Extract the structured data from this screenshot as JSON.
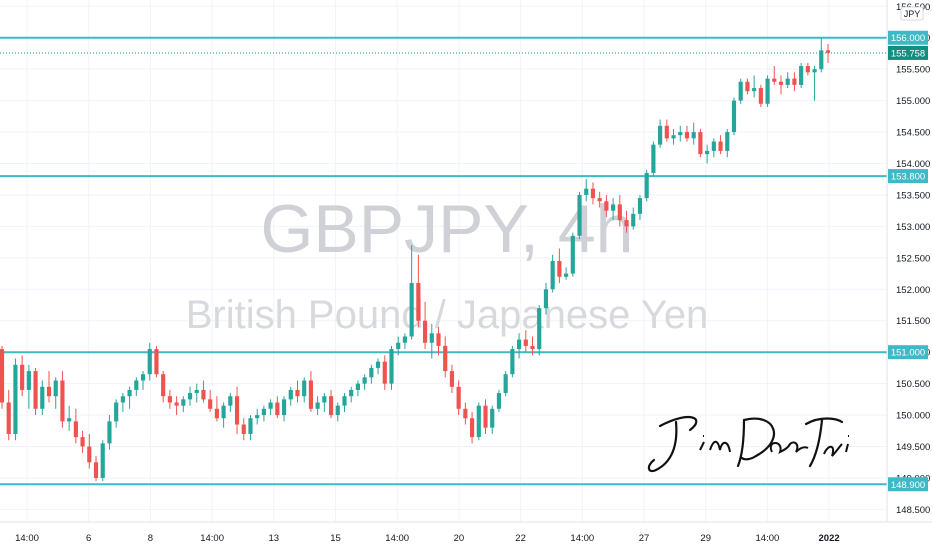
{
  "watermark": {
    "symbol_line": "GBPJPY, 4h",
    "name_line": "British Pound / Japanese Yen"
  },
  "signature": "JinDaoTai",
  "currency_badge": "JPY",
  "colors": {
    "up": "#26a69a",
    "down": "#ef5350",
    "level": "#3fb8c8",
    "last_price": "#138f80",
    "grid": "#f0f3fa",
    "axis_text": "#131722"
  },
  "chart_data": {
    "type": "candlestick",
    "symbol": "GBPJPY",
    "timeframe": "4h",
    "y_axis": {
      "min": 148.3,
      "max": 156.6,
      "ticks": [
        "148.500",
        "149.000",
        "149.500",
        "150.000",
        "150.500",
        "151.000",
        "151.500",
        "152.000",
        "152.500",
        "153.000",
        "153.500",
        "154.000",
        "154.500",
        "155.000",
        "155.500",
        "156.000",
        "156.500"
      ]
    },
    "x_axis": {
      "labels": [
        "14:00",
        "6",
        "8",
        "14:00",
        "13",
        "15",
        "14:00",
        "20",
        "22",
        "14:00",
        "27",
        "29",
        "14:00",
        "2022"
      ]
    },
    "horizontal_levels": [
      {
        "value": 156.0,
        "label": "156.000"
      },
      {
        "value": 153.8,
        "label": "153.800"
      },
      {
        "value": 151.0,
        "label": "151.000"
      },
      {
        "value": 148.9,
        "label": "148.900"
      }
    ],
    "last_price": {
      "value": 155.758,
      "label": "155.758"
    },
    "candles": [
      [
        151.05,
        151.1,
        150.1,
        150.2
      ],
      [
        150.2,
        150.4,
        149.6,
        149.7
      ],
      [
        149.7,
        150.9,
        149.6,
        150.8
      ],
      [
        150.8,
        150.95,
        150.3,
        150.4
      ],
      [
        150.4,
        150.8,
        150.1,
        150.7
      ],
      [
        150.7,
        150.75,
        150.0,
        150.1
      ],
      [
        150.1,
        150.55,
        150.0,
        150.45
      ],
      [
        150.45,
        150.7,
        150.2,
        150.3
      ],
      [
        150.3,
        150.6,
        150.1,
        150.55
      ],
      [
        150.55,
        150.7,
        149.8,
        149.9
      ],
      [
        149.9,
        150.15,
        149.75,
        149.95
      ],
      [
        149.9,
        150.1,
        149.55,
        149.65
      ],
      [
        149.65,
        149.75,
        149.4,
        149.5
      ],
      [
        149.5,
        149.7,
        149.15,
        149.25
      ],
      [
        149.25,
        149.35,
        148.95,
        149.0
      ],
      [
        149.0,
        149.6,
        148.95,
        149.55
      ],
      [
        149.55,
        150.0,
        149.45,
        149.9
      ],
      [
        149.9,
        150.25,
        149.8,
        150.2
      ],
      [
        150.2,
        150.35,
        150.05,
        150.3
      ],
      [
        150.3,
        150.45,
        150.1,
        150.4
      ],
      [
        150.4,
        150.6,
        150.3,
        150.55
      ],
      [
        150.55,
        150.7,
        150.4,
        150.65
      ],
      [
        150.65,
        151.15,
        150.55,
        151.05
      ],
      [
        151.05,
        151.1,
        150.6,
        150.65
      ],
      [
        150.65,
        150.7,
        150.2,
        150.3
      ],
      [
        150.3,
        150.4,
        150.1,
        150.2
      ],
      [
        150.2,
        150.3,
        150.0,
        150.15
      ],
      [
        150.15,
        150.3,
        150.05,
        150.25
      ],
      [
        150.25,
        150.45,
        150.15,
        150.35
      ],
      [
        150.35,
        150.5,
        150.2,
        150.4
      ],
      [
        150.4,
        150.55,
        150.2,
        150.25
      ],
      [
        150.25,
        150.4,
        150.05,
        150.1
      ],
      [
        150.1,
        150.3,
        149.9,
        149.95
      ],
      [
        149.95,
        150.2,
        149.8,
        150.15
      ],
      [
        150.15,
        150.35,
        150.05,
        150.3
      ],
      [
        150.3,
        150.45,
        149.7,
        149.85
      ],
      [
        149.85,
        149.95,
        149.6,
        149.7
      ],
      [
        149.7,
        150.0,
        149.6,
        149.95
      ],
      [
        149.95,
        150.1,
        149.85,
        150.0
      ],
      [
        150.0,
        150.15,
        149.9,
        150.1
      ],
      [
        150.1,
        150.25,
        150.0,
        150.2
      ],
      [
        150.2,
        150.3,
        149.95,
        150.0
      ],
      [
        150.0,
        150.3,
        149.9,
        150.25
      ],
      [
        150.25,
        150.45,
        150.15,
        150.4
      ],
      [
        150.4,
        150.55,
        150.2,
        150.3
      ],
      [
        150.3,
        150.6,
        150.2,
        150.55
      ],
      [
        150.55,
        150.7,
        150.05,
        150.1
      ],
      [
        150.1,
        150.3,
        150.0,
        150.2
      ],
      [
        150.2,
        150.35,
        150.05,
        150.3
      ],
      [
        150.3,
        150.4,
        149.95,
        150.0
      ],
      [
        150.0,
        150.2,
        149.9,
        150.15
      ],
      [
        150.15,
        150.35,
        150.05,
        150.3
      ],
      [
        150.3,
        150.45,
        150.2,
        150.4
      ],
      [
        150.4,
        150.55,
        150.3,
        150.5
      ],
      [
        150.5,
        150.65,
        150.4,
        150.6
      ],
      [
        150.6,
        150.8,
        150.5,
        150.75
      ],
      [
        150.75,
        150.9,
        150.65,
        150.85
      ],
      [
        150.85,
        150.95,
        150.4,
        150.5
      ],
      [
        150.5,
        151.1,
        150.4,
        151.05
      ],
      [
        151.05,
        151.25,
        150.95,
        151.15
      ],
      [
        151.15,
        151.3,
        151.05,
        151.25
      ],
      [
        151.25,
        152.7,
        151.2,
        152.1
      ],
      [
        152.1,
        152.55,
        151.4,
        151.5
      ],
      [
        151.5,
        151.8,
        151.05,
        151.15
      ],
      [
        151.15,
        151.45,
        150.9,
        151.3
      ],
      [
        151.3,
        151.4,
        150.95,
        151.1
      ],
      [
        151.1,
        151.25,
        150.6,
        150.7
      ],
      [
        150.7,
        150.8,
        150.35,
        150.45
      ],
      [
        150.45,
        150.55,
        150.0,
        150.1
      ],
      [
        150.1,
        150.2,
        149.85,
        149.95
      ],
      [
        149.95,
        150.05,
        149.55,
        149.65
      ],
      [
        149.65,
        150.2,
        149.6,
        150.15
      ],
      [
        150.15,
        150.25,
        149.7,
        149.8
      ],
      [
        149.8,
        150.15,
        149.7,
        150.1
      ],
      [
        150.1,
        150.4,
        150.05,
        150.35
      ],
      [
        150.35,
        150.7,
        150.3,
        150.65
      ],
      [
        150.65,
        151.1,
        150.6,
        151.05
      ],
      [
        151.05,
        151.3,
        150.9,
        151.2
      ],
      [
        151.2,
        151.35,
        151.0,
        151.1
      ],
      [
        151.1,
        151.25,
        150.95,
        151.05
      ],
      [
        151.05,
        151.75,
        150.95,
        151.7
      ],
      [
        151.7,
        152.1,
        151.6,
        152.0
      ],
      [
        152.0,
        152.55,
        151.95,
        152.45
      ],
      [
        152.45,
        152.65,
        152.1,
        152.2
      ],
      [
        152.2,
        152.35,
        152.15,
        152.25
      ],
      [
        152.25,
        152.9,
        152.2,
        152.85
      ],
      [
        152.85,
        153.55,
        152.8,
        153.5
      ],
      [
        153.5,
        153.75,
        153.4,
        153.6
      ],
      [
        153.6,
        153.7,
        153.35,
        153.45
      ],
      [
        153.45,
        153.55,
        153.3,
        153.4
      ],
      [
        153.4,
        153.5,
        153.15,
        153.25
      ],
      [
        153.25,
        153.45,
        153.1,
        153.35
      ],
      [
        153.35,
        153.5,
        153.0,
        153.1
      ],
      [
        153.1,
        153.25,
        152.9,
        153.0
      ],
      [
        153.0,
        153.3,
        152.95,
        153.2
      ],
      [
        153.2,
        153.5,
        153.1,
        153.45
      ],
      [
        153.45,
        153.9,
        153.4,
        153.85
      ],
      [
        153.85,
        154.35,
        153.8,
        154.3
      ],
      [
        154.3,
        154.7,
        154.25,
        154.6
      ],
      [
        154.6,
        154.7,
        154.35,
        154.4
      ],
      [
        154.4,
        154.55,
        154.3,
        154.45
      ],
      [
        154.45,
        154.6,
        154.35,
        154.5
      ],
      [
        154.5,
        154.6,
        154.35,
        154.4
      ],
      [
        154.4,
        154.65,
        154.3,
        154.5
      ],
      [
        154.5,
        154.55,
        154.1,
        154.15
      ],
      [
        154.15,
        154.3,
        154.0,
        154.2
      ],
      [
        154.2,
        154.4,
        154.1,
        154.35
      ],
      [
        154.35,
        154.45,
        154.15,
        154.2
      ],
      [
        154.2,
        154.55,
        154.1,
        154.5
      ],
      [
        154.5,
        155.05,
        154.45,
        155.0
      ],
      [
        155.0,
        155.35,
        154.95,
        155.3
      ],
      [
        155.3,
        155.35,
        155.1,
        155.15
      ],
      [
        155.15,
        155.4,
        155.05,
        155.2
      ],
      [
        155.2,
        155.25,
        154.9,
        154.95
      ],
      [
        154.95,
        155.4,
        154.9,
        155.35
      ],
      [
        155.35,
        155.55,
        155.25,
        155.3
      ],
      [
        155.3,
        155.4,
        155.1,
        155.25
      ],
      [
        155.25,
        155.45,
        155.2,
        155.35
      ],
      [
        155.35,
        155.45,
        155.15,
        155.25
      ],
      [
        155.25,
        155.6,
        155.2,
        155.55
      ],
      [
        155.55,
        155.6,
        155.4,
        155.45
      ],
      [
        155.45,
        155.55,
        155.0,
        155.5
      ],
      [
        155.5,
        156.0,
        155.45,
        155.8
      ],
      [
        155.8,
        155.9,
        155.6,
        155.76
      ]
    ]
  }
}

■ ■ ■ ■ ■

Task to complete:
From the material above, gather all lines that include the string "GBPJPY" and copy them.

Final result:
    "symbol_line": "GBPJPY, 4h",
    "symbol": "GBPJPY",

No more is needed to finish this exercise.